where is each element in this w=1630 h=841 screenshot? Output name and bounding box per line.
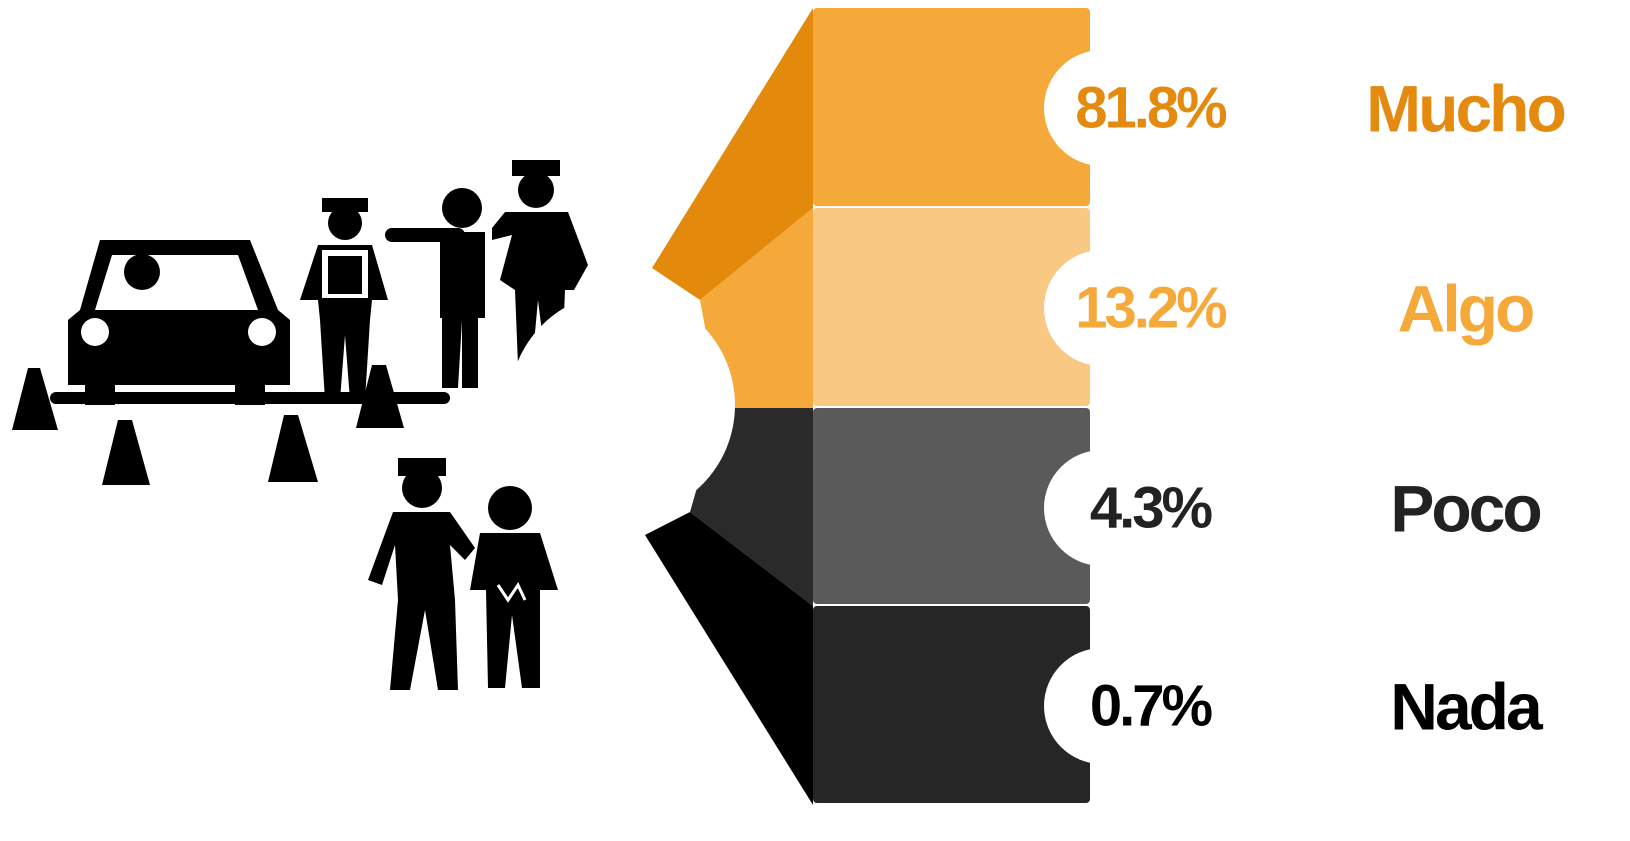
category-label: Poco	[1390, 471, 1540, 545]
percent-label: 4.3%	[1090, 475, 1213, 540]
police-checkpoint-icon	[12, 160, 588, 690]
percent-label: 0.7%	[1090, 673, 1213, 738]
segments: 81.8% Mucho 13.2% Algo 4.3% Poco 0.7% Nada	[509, 8, 1564, 805]
category-label: Algo	[1398, 271, 1533, 345]
category-label: Nada	[1390, 669, 1544, 743]
center-cutout	[509, 292, 735, 518]
percent-label: 13.2%	[1075, 275, 1227, 340]
page: {"items": [ {"value": "81.8%", "label": …	[0, 0, 1630, 836]
infographic: 81.8% Mucho 13.2% Algo 4.3% Poco 0.7% Nada	[0, 0, 1630, 836]
category-label: Mucho	[1366, 71, 1564, 145]
percent-label: 81.8%	[1075, 75, 1227, 140]
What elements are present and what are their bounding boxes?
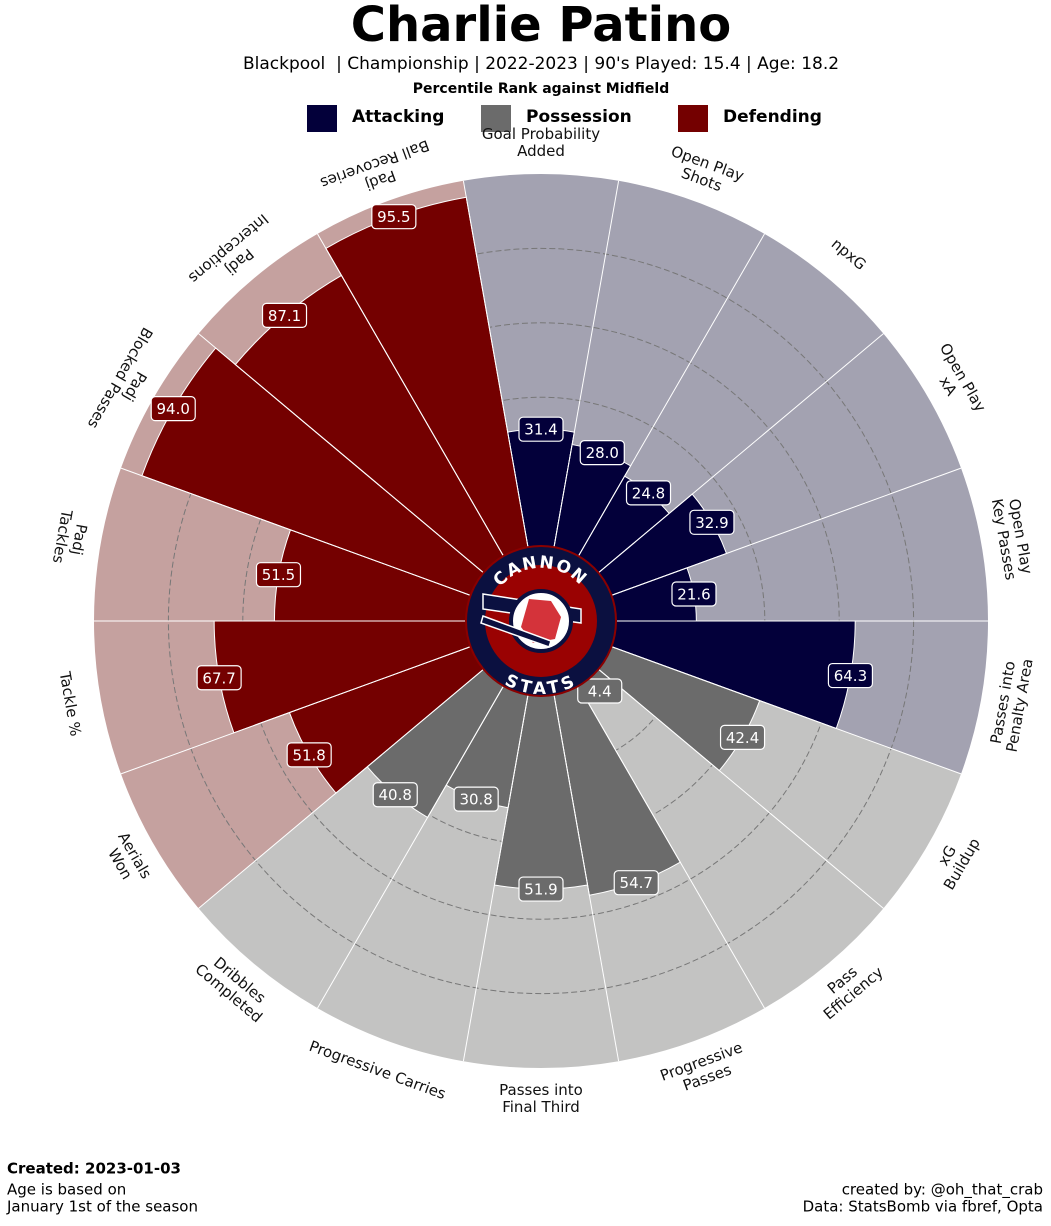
chart-title: Charlie Patino	[351, 0, 731, 53]
legend-label: Defending	[723, 107, 822, 127]
category-label-box: Goal Probability Added	[481, 125, 601, 160]
value-label: 28.0	[586, 444, 619, 462]
category-label: Passes into Final Third	[499, 1081, 583, 1116]
value-label-box	[613, 870, 659, 896]
value-label: 30.8	[459, 791, 492, 809]
legend-swatch	[307, 105, 337, 132]
footer-note: January 1st of the season	[6, 1198, 198, 1216]
value-label-box	[518, 876, 564, 902]
footer-created: Created: 2023-01-03	[7, 1160, 181, 1178]
footer-credit: Data: StatsBomb via fbref, Opta	[803, 1198, 1043, 1216]
value-label-box	[689, 509, 735, 535]
legend-swatch	[678, 105, 708, 132]
legend-label: Possession	[526, 107, 632, 127]
value-label-box	[372, 782, 418, 808]
value-label: 42.4	[726, 729, 759, 747]
plot-area: Attacking Possession Defending 31.4 28.0 24.8…	[49, 105, 1037, 1116]
slice-background	[463, 174, 619, 548]
value-label-box	[196, 665, 242, 691]
value-label: 51.5	[262, 566, 295, 584]
value-label-box	[671, 581, 717, 607]
value-label: 54.7	[620, 874, 653, 892]
footer-note: Age is based on	[7, 1181, 126, 1199]
logo-barrel	[480, 615, 552, 648]
value-label-box	[577, 678, 623, 704]
value-label: 51.9	[524, 881, 557, 899]
legend-swatch	[481, 105, 511, 132]
value-label-box	[261, 302, 308, 328]
value-label: 32.9	[695, 514, 728, 532]
value-label: 24.8	[632, 484, 665, 502]
value-label: 95.5	[377, 208, 410, 226]
value-label-box	[579, 440, 625, 466]
value-label-box	[625, 480, 672, 506]
category-label-box: Passes into Final Third	[499, 1081, 583, 1116]
legend-label: Attacking	[352, 107, 444, 127]
chart-subtitle: Blackpool | Championship | 2022-2023 | 9…	[243, 54, 839, 74]
value-label: 40.8	[379, 786, 412, 804]
value-label: 31.4	[524, 421, 557, 439]
value-label-box	[255, 562, 302, 588]
category-label: Goal Probability Added	[481, 125, 601, 160]
slice-background	[578, 669, 884, 1009]
value-label-box	[827, 662, 874, 689]
value-label-box	[518, 416, 564, 442]
value-label: 94.0	[157, 400, 190, 418]
value-label: 67.7	[202, 669, 235, 687]
value-label: 87.1	[268, 307, 301, 325]
value-label-box	[453, 786, 499, 812]
value-label-box	[371, 204, 417, 230]
value-label: 21.6	[677, 586, 710, 604]
value-label: 4.4	[588, 682, 612, 700]
logo-emblem	[521, 599, 561, 643]
value-label-box	[719, 724, 766, 750]
value-label-box	[150, 396, 196, 422]
value-label: 64.3	[834, 667, 867, 685]
value-label-box	[286, 742, 332, 768]
axis-label: Percentile Rank against Midfield	[413, 81, 669, 97]
footer-credit: created by: @oh_that_crab	[842, 1181, 1043, 1200]
value-label: 51.8	[292, 746, 325, 764]
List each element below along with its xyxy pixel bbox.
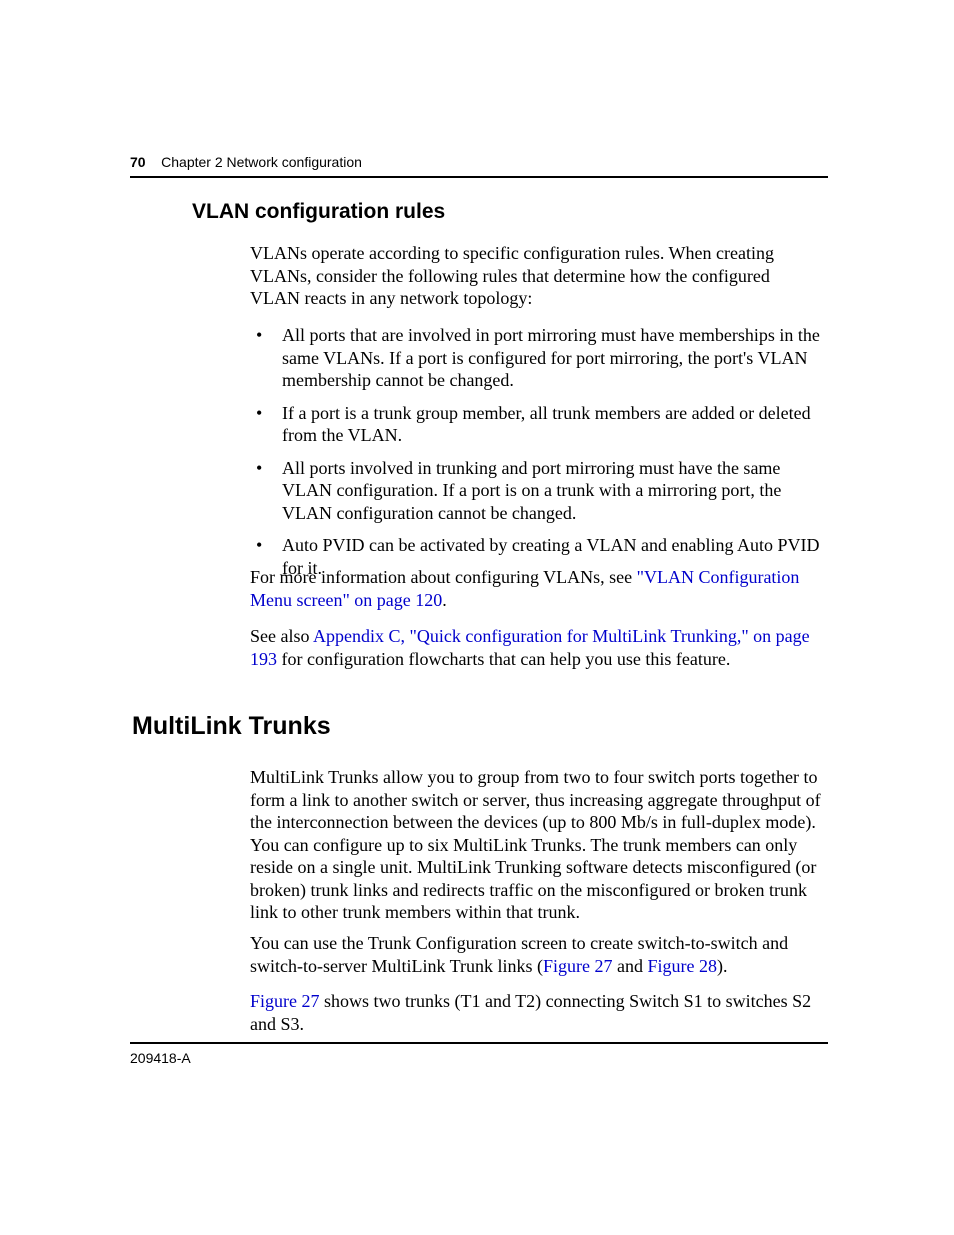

● ● ● ● ● ● ●

**JOB**
Return all the entries above word for word, with the pictures left out.

**FULL ANSWER**
where is each element in this w=1630 h=841 screenshot? Output name and bounding box per line.
category-label: Poco	[1390, 471, 1540, 545]
percent-label: 4.3%	[1090, 475, 1213, 540]
police-checkpoint-icon	[12, 160, 588, 690]
percent-label: 0.7%	[1090, 673, 1213, 738]
segments: 81.8% Mucho 13.2% Algo 4.3% Poco 0.7% Nada	[509, 8, 1564, 805]
category-label: Algo	[1398, 271, 1533, 345]
category-label: Nada	[1390, 669, 1544, 743]
center-cutout	[509, 292, 735, 518]
percent-label: 13.2%	[1075, 275, 1227, 340]
page: {"items": [ {"value": "81.8%", "label": …	[0, 0, 1630, 836]
infographic: 81.8% Mucho 13.2% Algo 4.3% Poco 0.7% Nada	[0, 0, 1630, 836]
category-label: Mucho	[1366, 71, 1564, 145]
percent-label: 81.8%	[1075, 75, 1227, 140]
What elements are present and what are their bounding boxes?
chart-title: Charlie Patino	[351, 0, 731, 53]
legend-label: Defending	[723, 107, 822, 127]
category-label-box: Goal Probability Added	[481, 125, 601, 160]
value-label: 28.0	[586, 444, 619, 462]
category-label: Passes into Final Third	[499, 1081, 583, 1116]
value-label-box	[613, 870, 659, 896]
value-label: 30.8	[459, 791, 492, 809]
legend-swatch	[307, 105, 337, 132]
footer-note: January 1st of the season	[6, 1198, 198, 1216]
value-label-box	[518, 876, 564, 902]
footer-created: Created: 2023-01-03	[7, 1160, 181, 1178]
footer-credit: Data: StatsBomb via fbref, Opta	[803, 1198, 1043, 1216]
value-label-box	[689, 509, 735, 535]
legend-swatch	[678, 105, 708, 132]
legend-label: Possession	[526, 107, 632, 127]
value-label-box	[372, 782, 418, 808]
value-label: 42.4	[726, 729, 759, 747]
plot-area: Attacking Possession Defending 31.4 28.0 24.8…	[49, 105, 1037, 1116]
slice-background	[463, 174, 619, 548]
value-label-box	[196, 665, 242, 691]
value-label: 51.5	[262, 566, 295, 584]
value-label-box	[671, 581, 717, 607]
value-label: 54.7	[620, 874, 653, 892]
footer-note: Age is based on	[7, 1181, 126, 1199]
logo-barrel	[480, 615, 552, 648]
value-label-box	[577, 678, 623, 704]
value-label: 51.9	[524, 881, 557, 899]
legend-swatch	[481, 105, 511, 132]
value-label-box	[261, 302, 308, 328]
value-label: 32.9	[695, 514, 728, 532]
value-label: 24.8	[632, 484, 665, 502]
value-label: 95.5	[377, 208, 410, 226]
value-label-box	[579, 440, 625, 466]
value-label-box	[625, 480, 672, 506]
category-label-box: Passes into Final Third	[499, 1081, 583, 1116]
legend-label: Attacking	[352, 107, 444, 127]
chart-subtitle: Blackpool | Championship | 2022-2023 | 9…	[243, 54, 839, 74]
value-label: 40.8	[379, 786, 412, 804]
value-label: 31.4	[524, 421, 557, 439]
value-label-box	[255, 562, 302, 588]
category-label: Goal Probability Added	[481, 125, 601, 160]
slice-background	[578, 669, 884, 1009]
value-label-box	[827, 662, 874, 689]
value-label-box	[518, 416, 564, 442]
value-label: 94.0	[157, 400, 190, 418]
value-label: 67.7	[202, 669, 235, 687]
value-label: 87.1	[268, 307, 301, 325]
value-label-box	[453, 786, 499, 812]
value-label-box	[371, 204, 417, 230]
value-label: 21.6	[677, 586, 710, 604]
value-label: 4.4	[588, 682, 612, 700]
logo-emblem	[521, 599, 561, 643]
value-label-box	[719, 724, 766, 750]
value-label-box	[150, 396, 196, 422]
value-label: 64.3	[834, 667, 867, 685]
value-label-box	[286, 742, 332, 768]
axis-label: Percentile Rank against Midfield	[413, 81, 669, 97]
footer-credit: created by: @oh_that_crab	[842, 1181, 1043, 1200]
value-label: 51.8	[292, 746, 325, 764]
List each element below along with its xyxy pixel bbox.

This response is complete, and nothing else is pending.